■ **Aim of the task**
Write each line out exactly, leaving none out.

■ **Given information**
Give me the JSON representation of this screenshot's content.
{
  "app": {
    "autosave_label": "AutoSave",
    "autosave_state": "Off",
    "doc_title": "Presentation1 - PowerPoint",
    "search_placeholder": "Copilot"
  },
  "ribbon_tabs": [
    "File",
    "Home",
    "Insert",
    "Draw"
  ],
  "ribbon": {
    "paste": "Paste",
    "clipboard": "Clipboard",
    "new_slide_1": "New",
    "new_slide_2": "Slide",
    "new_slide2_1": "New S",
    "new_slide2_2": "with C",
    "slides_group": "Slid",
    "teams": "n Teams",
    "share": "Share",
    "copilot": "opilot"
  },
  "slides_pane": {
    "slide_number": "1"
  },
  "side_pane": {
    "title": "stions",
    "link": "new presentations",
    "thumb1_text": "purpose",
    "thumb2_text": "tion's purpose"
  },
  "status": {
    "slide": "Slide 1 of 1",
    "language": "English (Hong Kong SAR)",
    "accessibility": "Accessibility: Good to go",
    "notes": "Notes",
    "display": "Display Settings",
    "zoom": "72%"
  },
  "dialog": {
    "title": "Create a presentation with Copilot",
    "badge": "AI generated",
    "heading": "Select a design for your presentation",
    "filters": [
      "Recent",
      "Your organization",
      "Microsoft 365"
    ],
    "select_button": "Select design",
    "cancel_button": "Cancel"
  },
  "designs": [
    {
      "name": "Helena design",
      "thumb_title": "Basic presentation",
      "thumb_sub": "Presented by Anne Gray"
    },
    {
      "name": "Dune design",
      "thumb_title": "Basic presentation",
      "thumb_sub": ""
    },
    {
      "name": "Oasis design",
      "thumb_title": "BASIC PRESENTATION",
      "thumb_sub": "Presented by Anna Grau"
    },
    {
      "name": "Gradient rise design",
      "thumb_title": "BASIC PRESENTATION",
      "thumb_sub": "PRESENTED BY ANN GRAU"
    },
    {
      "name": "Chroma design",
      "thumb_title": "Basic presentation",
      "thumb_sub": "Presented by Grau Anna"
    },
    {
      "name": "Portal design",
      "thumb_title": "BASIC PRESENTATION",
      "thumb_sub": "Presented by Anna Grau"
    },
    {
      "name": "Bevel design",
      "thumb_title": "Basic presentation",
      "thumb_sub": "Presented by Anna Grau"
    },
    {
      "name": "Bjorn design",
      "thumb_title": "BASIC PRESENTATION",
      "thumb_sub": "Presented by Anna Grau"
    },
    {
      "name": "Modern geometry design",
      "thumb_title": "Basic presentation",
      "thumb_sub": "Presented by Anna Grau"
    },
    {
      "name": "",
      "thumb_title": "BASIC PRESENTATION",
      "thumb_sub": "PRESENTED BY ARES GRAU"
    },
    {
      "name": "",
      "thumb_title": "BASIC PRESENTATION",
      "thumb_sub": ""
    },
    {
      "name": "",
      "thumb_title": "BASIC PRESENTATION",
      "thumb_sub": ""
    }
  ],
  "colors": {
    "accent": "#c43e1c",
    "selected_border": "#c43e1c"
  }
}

■ **Problem solution**
Give me the JSON representation of this screenshot's content.
{
  "app": {
    "autosave_label": "AutoSave",
    "autosave_state": "Off",
    "doc_title": "Presentation1 - PowerPoint",
    "search_placeholder": "Copilot"
  },
  "ribbon_tabs": [
    "File",
    "Home",
    "Insert",
    "Draw"
  ],
  "ribbon": {
    "paste": "Paste",
    "clipboard": "Clipboard",
    "new_slide_1": "New",
    "new_slide_2": "Slide",
    "new_slide2_1": "New S",
    "new_slide2_2": "with C",
    "slides_group": "Slid",
    "teams": "n Teams",
    "share": "Share",
    "copilot": "opilot"
  },
  "slides_pane": {
    "slide_number": "1"
  },
  "side_pane": {
    "title": "stions",
    "link": "new presentations",
    "thumb1_text": "purpose",
    "thumb2_text": "tion's purpose"
  },
  "status": {
    "slide": "Slide 1 of 1",
    "language": "English (Hong Kong SAR)",
    "accessibility": "Accessibility: Good to go",
    "notes": "Notes",
    "display": "Display Settings",
    "zoom": "72%"
  },
  "dialog": {
    "title": "Create a presentation with Copilot",
    "badge": "AI generated",
    "heading": "Select a design for your presentation",
    "filters": [
      "Recent",
      "Your organization",
      "Microsoft 365"
    ],
    "select_button": "Select design",
    "cancel_button": "Cancel"
  },
  "designs": [
    {
      "name": "Helena design",
      "thumb_title": "Basic presentation",
      "thumb_sub": "Presented by Anne Gray"
    },
    {
      "name": "Dune design",
      "thumb_title": "Basic presentation",
      "thumb_sub": ""
    },
    {
      "name": "Oasis design",
      "thumb_title": "BASIC PRESENTATION",
      "thumb_sub": "Presented by Anna Grau"
    },
    {
      "name": "Gradient rise design",
      "thumb_title": "BASIC PRESENTATION",
      "thumb_sub": "PRESENTED BY ANN GRAU"
    },
    {
      "name": "Chroma design",
      "thumb_title": "Basic presentation",
      "thumb_sub": "Presented by Grau Anna"
    },
    {
      "name": "Portal design",
      "thumb_title": "BASIC PRESENTATION",
      "thumb_sub": "Presented by Anna Grau"
    },
    {
      "name": "Bevel design",
      "thumb_title": "Basic presentation",
      "thumb_sub": "Presented by Anna Grau"
    },
    {
      "name": "Bjorn design",
      "thumb_title": "BASIC PRESENTATION",
      "thumb_sub": "Presented by Anna Grau"
    },
    {
      "name": "Modern geometry design",
      "thumb_title": "Basic presentation",
      "thumb_sub": "Presented by Anna Grau"
    },
    {
      "name": "",
      "thumb_title": "BASIC PRESENTATION",
      "thumb_sub": "PRESENTED BY ARES GRAU"
    },
    {
      "name": "",
      "thumb_title": "BASIC PRESENTATION",
      "thumb_sub": ""
    },
    {
      "name": "",
      "thumb_title": "BASIC PRESENTATION",
      "thumb_sub": ""
    }
  ],
  "colors": {
    "accent": "#c43e1c",
    "selected_border": "#c43e1c"
  }
}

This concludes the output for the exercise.